EXERCISE GOAL:
Return every line of the material exactly.

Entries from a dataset

□ □ □ □ □

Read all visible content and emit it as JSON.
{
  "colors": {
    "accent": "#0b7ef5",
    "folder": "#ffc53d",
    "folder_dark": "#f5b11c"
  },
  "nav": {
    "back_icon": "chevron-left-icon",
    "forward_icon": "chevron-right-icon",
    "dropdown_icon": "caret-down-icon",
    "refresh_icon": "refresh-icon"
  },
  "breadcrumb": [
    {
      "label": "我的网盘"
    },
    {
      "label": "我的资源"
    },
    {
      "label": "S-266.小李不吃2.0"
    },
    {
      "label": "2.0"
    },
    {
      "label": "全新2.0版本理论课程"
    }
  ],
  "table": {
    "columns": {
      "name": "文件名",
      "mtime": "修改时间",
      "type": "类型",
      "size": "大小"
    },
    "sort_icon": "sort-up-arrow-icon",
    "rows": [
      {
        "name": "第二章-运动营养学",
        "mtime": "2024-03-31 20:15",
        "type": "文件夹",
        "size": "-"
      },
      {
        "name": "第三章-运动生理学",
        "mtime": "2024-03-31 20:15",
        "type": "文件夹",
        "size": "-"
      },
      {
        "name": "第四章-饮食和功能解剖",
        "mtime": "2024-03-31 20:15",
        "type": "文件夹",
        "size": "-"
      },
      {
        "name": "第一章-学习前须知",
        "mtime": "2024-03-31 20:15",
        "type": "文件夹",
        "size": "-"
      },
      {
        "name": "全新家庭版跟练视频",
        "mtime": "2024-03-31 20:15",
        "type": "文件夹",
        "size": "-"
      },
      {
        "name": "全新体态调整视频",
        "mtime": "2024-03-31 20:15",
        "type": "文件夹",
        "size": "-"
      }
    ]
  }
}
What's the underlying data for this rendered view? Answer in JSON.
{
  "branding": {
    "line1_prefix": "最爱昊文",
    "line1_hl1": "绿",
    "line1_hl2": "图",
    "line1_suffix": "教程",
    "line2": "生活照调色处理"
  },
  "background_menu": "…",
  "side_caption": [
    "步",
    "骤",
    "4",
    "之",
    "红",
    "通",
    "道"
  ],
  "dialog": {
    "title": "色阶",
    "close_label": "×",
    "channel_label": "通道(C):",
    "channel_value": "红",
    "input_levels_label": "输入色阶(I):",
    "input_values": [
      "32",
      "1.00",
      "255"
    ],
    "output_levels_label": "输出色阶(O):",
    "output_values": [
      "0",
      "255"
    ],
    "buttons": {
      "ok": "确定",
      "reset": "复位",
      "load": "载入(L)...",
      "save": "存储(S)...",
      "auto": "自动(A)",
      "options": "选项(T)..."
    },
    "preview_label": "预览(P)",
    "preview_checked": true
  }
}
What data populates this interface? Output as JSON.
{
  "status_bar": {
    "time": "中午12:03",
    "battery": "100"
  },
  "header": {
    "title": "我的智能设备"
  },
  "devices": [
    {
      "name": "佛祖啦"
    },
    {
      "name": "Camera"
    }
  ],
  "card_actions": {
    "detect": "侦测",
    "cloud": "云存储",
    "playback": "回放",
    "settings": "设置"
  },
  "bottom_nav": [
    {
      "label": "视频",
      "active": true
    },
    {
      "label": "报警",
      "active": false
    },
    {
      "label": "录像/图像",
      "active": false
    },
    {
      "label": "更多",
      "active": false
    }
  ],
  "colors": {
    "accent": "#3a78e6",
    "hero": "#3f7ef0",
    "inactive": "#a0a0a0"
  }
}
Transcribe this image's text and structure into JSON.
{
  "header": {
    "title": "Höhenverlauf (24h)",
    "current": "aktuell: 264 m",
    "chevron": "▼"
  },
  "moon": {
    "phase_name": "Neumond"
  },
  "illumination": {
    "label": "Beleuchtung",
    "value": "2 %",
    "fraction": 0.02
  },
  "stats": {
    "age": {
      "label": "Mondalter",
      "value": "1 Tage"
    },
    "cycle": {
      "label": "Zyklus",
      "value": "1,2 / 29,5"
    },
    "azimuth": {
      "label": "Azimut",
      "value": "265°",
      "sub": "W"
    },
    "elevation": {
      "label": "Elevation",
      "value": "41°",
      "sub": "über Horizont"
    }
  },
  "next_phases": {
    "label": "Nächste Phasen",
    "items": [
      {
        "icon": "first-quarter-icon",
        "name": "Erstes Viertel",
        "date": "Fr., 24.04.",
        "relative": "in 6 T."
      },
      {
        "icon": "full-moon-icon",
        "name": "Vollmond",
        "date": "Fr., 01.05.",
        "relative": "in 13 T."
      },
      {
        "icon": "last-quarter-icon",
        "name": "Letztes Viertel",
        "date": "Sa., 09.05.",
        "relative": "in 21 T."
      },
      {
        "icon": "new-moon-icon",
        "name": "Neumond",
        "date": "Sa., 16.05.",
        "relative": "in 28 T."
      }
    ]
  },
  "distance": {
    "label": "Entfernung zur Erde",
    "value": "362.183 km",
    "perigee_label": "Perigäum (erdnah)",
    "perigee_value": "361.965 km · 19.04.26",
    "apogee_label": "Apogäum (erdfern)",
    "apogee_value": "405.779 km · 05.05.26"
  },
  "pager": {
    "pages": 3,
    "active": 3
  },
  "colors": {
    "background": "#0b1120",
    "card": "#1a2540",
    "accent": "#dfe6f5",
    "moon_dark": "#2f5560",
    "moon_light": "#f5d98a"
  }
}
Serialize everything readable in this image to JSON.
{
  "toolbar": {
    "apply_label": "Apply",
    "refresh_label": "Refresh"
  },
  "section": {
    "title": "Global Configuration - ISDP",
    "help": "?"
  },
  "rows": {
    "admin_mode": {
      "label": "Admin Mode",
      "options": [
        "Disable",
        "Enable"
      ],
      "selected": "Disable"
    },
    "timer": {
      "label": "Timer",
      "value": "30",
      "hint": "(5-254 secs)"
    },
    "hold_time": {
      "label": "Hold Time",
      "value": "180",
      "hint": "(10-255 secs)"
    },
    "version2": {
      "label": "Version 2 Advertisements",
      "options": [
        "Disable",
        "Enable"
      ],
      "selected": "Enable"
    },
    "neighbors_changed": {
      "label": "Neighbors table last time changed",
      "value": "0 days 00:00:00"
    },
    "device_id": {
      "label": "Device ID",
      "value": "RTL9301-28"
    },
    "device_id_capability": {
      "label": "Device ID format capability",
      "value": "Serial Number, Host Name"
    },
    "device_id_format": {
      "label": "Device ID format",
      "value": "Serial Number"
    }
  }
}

□ □ □ □ □

FINISHED TASK:
Read all visible content and emit it as JSON.
{
  "colors": {
    "accent": "#0b7ef5",
    "folder": "#ffc53d",
    "folder_dark": "#f5b11c"
  },
  "nav": {
    "back_icon": "chevron-left-icon",
    "forward_icon": "chevron-right-icon",
    "dropdown_icon": "caret-down-icon",
    "refresh_icon": "refresh-icon"
  },
  "breadcrumb": [
    {
      "label": "我的网盘"
    },
    {
      "label": "我的资源"
    },
    {
      "label": "S-266.小李不吃2.0"
    },
    {
      "label": "2.0"
    },
    {
      "label": "全新2.0版本理论课程"
    }
  ],
  "table": {
    "columns": {
      "name": "文件名",
      "mtime": "修改时间",
      "type": "类型",
      "size": "大小"
    },
    "sort_icon": "sort-up-arrow-icon",
    "rows": [
      {
        "name": "第二章-运动营养学",
        "mtime": "2024-03-31 20:15",
        "type": "文件夹",
        "size": "-"
      },
      {
        "name": "第三章-运动生理学",
        "mtime": "2024-03-31 20:15",
        "type": "文件夹",
        "size": "-"
      },
      {
        "name": "第四章-饮食和功能解剖",
        "mtime": "2024-03-31 20:15",
        "type": "文件夹",
        "size": "-"
      },
      {
        "name": "第一章-学习前须知",
        "mtime": "2024-03-31 20:15",
        "type": "文件夹",
        "size": "-"
      },
      {
        "name": "全新家庭版跟练视频",
        "mtime": "2024-03-31 20:15",
        "type": "文件夹",
        "size": "-"
      },
      {
        "name": "全新体态调整视频",
        "mtime": "2024-03-31 20:15",
        "type": "文件夹",
        "size": "-"
      }
    ]
  }
}
What's the underlying data for this rendered view? Answer in JSON.
{
  "branding": {
    "line1_prefix": "最爱昊文",
    "line1_hl1": "绿",
    "line1_hl2": "图",
    "line1_suffix": "教程",
    "line2": "生活照调色处理"
  },
  "background_menu": "…",
  "side_caption": [
    "步",
    "骤",
    "4",
    "之",
    "红",
    "通",
    "道"
  ],
  "dialog": {
    "title": "色阶",
    "close_label": "×",
    "channel_label": "通道(C):",
    "channel_value": "红",
    "input_levels_label": "输入色阶(I):",
    "input_values": [
      "32",
      "1.00",
      "255"
    ],
    "output_levels_label": "输出色阶(O):",
    "output_values": [
      "0",
      "255"
    ],
    "buttons": {
      "ok": "确定",
      "reset": "复位",
      "load": "载入(L)...",
      "save": "存储(S)...",
      "auto": "自动(A)",
      "options": "选项(T)..."
    },
    "preview_label": "预览(P)",
    "preview_checked": true
  }
}
What data populates this interface? Output as JSON.
{
  "status_bar": {
    "time": "中午12:03",
    "battery": "100"
  },
  "header": {
    "title": "我的智能设备"
  },
  "devices": [
    {
      "name": "佛祖啦"
    },
    {
      "name": "Camera"
    }
  ],
  "card_actions": {
    "detect": "侦测",
    "cloud": "云存储",
    "playback": "回放",
    "settings": "设置"
  },
  "bottom_nav": [
    {
      "label": "视频",
      "active": true
    },
    {
      "label": "报警",
      "active": false
    },
    {
      "label": "录像/图像",
      "active": false
    },
    {
      "label": "更多",
      "active": false
    }
  ],
  "colors": {
    "accent": "#3a78e6",
    "hero": "#3f7ef0",
    "inactive": "#a0a0a0"
  }
}
Transcribe this image's text and structure into JSON.
{
  "header": {
    "title": "Höhenverlauf (24h)",
    "current": "aktuell: 264 m",
    "chevron": "▼"
  },
  "moon": {
    "phase_name": "Neumond"
  },
  "illumination": {
    "label": "Beleuchtung",
    "value": "2 %",
    "fraction": 0.02
  },
  "stats": {
    "age": {
      "label": "Mondalter",
      "value": "1 Tage"
    },
    "cycle": {
      "label": "Zyklus",
      "value": "1,2 / 29,5"
    },
    "azimuth": {
      "label": "Azimut",
      "value": "265°",
      "sub": "W"
    },
    "elevation": {
      "label": "Elevation",
      "value": "41°",
      "sub": "über Horizont"
    }
  },
  "next_phases": {
    "label": "Nächste Phasen",
    "items": [
      {
        "icon": "first-quarter-icon",
        "name": "Erstes Viertel",
        "date": "Fr., 24.04.",
        "relative": "in 6 T."
      },
      {
        "icon": "full-moon-icon",
        "name": "Vollmond",
        "date": "Fr., 01.05.",
        "relative": "in 13 T."
      },
      {
        "icon": "last-quarter-icon",
        "name": "Letztes Viertel",
        "date": "Sa., 09.05.",
        "relative": "in 21 T."
      },
      {
        "icon": "new-moon-icon",
        "name": "Neumond",
        "date": "Sa., 16.05.",
        "relative": "in 28 T."
      }
    ]
  },
  "distance": {
    "label": "Entfernung zur Erde",
    "value": "362.183 km",
    "perigee_label": "Perigäum (erdnah)",
    "perigee_value": "361.965 km · 19.04.26",
    "apogee_label": "Apogäum (erdfern)",
    "apogee_value": "405.779 km · 05.05.26"
  },
  "pager": {
    "pages": 3,
    "active": 3
  },
  "colors": {
    "background": "#0b1120",
    "card": "#1a2540",
    "accent": "#dfe6f5",
    "moon_dark": "#2f5560",
    "moon_light": "#f5d98a"
  }
}
Serialize everything readable in this image to JSON.
{
  "toolbar": {
    "apply_label": "Apply",
    "refresh_label": "Refresh"
  },
  "section": {
    "title": "Global Configuration - ISDP",
    "help": "?"
  },
  "rows": {
    "admin_mode": {
      "label": "Admin Mode",
      "options": [
        "Disable",
        "Enable"
      ],
      "selected": "Disable"
    },
    "timer": {
      "label": "Timer",
      "value": "30",
      "hint": "(5-254 secs)"
    },
    "hold_time": {
      "label": "Hold Time",
      "value": "180",
      "hint": "(10-255 secs)"
    },
    "version2": {
      "label": "Version 2 Advertisements",
      "options": [
        "Disable",
        "Enable"
      ],
      "selected": "Enable"
    },
    "neighbors_changed": {
      "label": "Neighbors table last time changed",
      "value": "0 days 00:00:00"
    },
    "device_id": {
      "label": "Device ID",
      "value": "RTL9301-28"
    },
    "device_id_capability": {
      "label": "Device ID format capability",
      "value": "Serial Number, Host Name"
    },
    "device_id_format": {
      "label": "Device ID format",
      "value": "Serial Number"
    }
  }
}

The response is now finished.